Exercise: Nothing other than the lines from the one containing "What's the underlying" through the close of the entries below should be printed, each exactly.

══ Recorded information

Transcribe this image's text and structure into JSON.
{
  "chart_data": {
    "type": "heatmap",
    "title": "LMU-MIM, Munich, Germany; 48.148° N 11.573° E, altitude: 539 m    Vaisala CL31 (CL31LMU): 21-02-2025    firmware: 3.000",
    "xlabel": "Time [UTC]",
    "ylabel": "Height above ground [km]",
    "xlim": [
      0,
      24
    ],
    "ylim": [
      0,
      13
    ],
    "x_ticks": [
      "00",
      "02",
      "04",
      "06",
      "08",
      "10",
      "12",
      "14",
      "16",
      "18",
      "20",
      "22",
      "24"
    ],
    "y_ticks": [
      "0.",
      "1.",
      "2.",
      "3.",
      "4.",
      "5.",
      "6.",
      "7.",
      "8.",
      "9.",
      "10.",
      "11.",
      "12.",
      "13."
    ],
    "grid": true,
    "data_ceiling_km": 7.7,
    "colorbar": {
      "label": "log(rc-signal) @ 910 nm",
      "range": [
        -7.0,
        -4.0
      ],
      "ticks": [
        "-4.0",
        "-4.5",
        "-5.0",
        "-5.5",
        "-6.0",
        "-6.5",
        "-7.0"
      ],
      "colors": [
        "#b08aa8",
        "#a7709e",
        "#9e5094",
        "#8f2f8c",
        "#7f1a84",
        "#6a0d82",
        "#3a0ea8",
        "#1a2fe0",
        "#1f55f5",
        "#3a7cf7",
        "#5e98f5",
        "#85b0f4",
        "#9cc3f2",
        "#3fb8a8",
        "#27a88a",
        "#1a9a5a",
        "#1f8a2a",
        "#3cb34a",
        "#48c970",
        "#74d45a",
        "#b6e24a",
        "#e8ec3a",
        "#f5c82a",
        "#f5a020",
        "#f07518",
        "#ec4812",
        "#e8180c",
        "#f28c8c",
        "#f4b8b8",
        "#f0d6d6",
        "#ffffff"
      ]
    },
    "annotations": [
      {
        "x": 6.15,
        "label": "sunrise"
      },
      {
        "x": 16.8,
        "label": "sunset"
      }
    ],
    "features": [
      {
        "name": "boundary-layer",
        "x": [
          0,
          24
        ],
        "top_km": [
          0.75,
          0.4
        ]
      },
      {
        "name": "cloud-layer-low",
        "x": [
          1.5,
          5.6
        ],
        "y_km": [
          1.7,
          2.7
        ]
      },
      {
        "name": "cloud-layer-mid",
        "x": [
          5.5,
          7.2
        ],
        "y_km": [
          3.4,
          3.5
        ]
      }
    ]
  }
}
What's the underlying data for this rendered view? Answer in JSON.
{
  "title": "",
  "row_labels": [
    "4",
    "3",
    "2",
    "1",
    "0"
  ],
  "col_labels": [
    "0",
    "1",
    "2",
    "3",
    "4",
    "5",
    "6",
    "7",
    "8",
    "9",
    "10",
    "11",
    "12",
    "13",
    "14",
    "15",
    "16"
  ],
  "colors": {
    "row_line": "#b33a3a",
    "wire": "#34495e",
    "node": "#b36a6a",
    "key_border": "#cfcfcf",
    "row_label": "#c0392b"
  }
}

════

Solved problem:
What's the underlying data for this rendered view? Answer in JSON.
{
  "title": "",
  "row_labels": [
    "4",
    "3",
    "2",
    "1",
    "0"
  ],
  "col_labels": [
    "0",
    "1",
    "2",
    "3",
    "4",
    "5",
    "6",
    "7",
    "8",
    "9",
    "10",
    "11",
    "12",
    "13",
    "14",
    "15",
    "16"
  ],
  "colors": {
    "row_line": "#b33a3a",
    "wire": "#34495e",
    "node": "#b36a6a",
    "key_border": "#cfcfcf",
    "row_label": "#c0392b"
  }
}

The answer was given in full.